> Entries supplied:
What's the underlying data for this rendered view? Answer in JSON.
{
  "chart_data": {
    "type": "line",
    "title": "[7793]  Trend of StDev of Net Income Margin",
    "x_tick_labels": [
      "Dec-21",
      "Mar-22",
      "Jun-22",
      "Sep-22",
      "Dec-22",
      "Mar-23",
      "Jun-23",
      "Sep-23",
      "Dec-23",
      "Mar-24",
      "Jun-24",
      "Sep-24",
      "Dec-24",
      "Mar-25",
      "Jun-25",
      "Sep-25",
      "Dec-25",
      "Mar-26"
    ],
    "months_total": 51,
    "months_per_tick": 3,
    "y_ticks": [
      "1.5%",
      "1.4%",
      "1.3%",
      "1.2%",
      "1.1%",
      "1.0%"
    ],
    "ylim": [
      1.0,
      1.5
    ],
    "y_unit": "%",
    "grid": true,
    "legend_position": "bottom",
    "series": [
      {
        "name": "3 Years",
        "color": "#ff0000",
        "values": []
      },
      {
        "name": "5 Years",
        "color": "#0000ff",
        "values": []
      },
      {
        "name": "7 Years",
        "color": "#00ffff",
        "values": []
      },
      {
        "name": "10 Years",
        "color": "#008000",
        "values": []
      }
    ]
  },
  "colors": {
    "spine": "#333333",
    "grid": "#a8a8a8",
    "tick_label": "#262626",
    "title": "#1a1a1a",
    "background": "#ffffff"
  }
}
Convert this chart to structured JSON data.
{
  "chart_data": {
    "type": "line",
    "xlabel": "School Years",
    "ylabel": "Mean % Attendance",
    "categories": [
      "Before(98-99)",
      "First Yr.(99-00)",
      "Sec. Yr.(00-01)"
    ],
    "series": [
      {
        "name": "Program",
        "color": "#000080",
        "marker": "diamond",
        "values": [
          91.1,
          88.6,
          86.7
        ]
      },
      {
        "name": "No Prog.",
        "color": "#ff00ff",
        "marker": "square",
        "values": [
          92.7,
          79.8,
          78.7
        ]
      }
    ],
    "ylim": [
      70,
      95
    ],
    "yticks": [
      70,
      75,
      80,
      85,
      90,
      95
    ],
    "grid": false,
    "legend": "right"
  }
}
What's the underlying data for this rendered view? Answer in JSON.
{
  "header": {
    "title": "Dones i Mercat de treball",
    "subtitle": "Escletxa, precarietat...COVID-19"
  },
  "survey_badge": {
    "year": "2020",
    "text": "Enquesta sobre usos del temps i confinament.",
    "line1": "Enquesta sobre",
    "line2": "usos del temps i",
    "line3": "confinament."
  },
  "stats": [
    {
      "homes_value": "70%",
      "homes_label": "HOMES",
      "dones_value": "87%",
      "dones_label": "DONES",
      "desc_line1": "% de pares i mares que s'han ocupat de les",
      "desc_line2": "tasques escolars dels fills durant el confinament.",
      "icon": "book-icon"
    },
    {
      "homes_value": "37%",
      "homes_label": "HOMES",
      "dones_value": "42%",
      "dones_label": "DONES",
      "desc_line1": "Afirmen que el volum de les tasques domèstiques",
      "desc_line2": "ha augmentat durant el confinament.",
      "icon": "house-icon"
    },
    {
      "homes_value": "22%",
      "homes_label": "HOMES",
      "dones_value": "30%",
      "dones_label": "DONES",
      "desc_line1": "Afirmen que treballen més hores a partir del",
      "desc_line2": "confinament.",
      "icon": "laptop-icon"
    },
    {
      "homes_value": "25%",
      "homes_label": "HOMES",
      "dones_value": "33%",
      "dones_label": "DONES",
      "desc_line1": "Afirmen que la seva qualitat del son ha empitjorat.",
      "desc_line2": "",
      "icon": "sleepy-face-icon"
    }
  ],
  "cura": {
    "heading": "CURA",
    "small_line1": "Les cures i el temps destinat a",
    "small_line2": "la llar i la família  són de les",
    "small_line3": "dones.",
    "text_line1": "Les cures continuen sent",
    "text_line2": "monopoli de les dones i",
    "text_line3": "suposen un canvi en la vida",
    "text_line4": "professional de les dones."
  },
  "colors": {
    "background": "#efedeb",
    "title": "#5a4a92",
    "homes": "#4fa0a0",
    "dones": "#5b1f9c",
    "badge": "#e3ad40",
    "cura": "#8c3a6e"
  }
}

> Aim of the task: Copy in full each line that holds the word "durant".

> Result of this exercise:
      "desc_line2": "tasques escolars dels fills durant el confinament.",
      "desc_line2": "ha augmentat durant el confinament.",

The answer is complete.